▶ [PROBLEM REQUIREMENTS]: Rewrite the items as a numbered list, starting at the first line and ending with the line that contains "- data-label: 2204.6: [63, 126, 106, 140]". Leave out any blank lines.

▶ [GIVEN ENTRIES]:
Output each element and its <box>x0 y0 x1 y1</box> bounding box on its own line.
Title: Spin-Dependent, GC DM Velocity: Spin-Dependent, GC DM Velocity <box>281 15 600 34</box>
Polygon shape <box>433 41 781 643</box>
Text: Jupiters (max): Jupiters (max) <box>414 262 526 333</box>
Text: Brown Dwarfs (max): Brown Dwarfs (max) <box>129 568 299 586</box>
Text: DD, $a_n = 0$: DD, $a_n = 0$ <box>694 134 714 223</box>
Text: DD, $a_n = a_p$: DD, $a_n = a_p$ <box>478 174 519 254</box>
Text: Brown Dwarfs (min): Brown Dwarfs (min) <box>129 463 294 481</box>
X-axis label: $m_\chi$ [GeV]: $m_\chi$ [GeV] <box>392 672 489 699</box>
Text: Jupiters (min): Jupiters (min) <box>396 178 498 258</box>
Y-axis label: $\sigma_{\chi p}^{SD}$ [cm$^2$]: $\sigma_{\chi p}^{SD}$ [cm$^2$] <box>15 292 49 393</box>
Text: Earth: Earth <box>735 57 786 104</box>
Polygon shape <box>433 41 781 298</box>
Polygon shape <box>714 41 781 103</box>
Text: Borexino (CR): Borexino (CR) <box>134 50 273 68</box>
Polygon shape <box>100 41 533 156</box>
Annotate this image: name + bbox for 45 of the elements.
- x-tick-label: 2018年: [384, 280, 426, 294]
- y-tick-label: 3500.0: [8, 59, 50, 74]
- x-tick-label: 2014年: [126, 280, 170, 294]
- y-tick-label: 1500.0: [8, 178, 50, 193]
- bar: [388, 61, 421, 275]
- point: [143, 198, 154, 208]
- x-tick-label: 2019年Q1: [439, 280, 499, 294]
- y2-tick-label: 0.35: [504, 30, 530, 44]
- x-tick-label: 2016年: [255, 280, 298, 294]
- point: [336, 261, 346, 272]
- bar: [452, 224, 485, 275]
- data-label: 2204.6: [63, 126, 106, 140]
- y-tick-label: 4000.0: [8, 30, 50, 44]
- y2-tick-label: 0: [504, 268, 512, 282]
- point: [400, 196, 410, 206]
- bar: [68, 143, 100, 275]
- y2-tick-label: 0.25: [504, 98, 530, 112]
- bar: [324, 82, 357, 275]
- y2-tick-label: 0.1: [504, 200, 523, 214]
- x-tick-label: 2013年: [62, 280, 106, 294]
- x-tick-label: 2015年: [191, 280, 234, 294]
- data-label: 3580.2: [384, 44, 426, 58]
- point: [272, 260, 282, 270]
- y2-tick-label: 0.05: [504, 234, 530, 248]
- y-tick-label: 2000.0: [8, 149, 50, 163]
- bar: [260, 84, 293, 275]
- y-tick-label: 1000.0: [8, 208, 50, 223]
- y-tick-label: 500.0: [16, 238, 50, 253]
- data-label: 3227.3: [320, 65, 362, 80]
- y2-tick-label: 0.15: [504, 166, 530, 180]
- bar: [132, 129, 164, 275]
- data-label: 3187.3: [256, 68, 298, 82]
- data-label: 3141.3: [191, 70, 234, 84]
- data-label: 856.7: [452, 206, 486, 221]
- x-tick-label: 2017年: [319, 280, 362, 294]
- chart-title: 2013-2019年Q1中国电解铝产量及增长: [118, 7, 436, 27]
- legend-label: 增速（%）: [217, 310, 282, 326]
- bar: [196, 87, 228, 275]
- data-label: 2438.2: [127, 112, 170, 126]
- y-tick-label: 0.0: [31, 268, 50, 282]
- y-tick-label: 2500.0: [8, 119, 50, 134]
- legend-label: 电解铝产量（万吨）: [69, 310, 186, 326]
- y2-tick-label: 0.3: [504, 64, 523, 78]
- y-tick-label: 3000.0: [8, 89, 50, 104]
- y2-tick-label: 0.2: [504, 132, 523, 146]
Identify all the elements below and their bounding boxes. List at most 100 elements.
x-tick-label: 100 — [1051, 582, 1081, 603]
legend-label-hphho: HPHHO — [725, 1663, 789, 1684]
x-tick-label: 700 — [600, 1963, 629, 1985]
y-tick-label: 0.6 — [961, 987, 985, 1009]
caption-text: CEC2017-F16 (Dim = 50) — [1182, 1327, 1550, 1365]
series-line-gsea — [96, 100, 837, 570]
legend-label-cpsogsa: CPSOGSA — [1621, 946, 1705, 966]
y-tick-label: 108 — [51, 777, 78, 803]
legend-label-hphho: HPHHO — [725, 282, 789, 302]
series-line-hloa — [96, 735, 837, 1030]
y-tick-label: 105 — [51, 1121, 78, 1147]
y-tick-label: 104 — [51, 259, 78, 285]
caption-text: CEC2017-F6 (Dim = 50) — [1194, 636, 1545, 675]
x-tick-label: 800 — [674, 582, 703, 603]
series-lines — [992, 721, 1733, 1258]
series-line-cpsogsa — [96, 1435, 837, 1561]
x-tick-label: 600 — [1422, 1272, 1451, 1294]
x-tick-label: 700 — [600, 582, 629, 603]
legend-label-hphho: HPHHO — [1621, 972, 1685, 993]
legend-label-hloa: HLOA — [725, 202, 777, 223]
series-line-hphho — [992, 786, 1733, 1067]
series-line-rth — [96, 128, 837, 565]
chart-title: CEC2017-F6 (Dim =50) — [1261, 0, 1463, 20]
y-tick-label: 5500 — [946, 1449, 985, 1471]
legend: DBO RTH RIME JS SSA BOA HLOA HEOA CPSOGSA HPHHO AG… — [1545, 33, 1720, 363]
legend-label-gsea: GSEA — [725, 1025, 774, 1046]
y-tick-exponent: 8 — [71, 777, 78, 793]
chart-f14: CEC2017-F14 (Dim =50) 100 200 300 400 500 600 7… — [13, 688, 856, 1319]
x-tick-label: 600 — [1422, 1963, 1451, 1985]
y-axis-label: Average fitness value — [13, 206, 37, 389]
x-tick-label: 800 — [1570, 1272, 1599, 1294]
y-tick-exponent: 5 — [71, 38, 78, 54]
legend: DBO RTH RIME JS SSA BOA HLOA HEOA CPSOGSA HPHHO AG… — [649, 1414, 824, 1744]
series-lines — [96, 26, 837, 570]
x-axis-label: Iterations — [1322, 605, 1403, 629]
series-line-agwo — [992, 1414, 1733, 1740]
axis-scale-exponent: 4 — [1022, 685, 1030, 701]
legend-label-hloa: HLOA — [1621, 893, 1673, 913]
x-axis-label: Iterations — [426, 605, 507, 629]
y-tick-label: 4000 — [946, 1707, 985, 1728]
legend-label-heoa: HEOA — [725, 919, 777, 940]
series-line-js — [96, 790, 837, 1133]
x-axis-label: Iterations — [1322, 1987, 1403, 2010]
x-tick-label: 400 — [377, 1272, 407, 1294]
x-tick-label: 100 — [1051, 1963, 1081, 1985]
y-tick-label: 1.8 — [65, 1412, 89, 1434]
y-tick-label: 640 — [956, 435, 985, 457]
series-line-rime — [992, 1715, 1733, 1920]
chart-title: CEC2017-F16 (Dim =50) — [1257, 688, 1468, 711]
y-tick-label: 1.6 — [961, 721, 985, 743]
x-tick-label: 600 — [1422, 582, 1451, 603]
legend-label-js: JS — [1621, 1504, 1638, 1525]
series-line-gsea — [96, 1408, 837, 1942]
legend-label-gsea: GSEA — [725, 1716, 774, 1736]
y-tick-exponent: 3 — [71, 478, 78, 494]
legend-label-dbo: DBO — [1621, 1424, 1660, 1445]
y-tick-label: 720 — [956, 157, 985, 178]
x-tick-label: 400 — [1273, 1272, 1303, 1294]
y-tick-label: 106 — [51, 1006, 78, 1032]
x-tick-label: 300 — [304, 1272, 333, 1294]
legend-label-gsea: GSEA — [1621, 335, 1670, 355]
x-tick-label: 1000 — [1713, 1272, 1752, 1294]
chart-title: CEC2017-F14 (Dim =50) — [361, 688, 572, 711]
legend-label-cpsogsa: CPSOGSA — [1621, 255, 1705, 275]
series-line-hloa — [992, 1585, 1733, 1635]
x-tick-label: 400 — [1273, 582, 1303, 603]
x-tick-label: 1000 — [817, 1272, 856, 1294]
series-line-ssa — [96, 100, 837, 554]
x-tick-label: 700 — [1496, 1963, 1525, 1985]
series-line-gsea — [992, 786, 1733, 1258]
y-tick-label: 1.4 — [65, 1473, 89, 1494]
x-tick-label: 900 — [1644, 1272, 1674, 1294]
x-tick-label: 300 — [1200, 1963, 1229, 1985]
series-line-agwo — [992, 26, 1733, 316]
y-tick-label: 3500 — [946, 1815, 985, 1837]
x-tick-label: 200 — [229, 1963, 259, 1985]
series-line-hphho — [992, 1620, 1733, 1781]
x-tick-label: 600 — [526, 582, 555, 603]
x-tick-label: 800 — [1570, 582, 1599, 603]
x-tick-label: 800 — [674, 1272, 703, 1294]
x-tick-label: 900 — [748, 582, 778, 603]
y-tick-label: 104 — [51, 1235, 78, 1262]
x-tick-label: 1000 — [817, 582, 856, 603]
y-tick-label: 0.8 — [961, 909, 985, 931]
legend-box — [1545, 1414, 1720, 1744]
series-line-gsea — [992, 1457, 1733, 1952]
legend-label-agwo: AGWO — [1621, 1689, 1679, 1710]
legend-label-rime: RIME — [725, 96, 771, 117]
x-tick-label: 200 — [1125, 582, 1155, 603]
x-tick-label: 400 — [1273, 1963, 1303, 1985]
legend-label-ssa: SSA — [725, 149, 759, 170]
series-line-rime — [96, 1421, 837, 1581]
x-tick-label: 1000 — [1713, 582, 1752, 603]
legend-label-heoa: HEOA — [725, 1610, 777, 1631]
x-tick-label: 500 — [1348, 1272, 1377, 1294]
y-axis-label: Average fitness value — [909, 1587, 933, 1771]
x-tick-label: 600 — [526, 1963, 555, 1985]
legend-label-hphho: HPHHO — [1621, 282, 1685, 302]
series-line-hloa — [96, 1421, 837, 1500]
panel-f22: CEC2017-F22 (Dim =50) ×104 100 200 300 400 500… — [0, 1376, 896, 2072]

▶ [THE REPLY]:
1. Output each element and its <box>x0 y0 x1 y1</box> bounding box on its own line.
2. Title: Spin-Dependent, GC DM Velocity: Spin-Dependent, GC DM Velocity <box>281 15 600 34</box>
3. Polygon shape <box>433 41 781 643</box>
4. Text: Jupiters (max): Jupiters (max) <box>414 262 526 333</box>
5. Text: Brown Dwarfs (max): Brown Dwarfs (max) <box>129 568 299 586</box>
6. Text: DD, $a_n = 0$: DD, $a_n = 0$ <box>694 134 714 223</box>
7. Text: DD, $a_n = a_p$: DD, $a_n = a_p$ <box>478 174 519 254</box>
8. Text: Brown Dwarfs (min): Brown Dwarfs (min) <box>129 463 294 481</box>
9. X-axis label: $m_\chi$ [GeV]: $m_\chi$ [GeV] <box>392 672 489 699</box>
10. Text: Jupiters (min): Jupiters (min) <box>396 178 498 258</box>
11. Y-axis label: $\sigma_{\chi p}^{SD}$ [cm$^2$]: $\sigma_{\chi p}^{SD}$ [cm$^2$] <box>15 292 49 393</box>
12. Text: Earth: Earth <box>735 57 786 104</box>
13. Polygon shape <box>433 41 781 298</box>
14. Polygon shape <box>714 41 781 103</box>
15. Text: Borexino (CR): Borexino (CR) <box>134 50 273 68</box>
16. Polygon shape <box>100 41 533 156</box>
17. Annotate this image: name + bbox for 45 of the elements.
18. - x-tick-label: 2018年: [384, 280, 426, 294]
19. - y-tick-label: 3500.0: [8, 59, 50, 74]
20. - x-tick-label: 2014年: [126, 280, 170, 294]
21. - y-tick-label: 1500.0: [8, 178, 50, 193]
22. - bar: [388, 61, 421, 275]
23. - point: [143, 198, 154, 208]
24. - x-tick-label: 2019年Q1: [439, 280, 499, 294]
25. - y2-tick-label: 0.35: [504, 30, 530, 44]
26. - x-tick-label: 2016年: [255, 280, 298, 294]
27. - point: [336, 261, 346, 272]
28. - bar: [452, 224, 485, 275]
29. - data-label: 2204.6: [63, 126, 106, 140]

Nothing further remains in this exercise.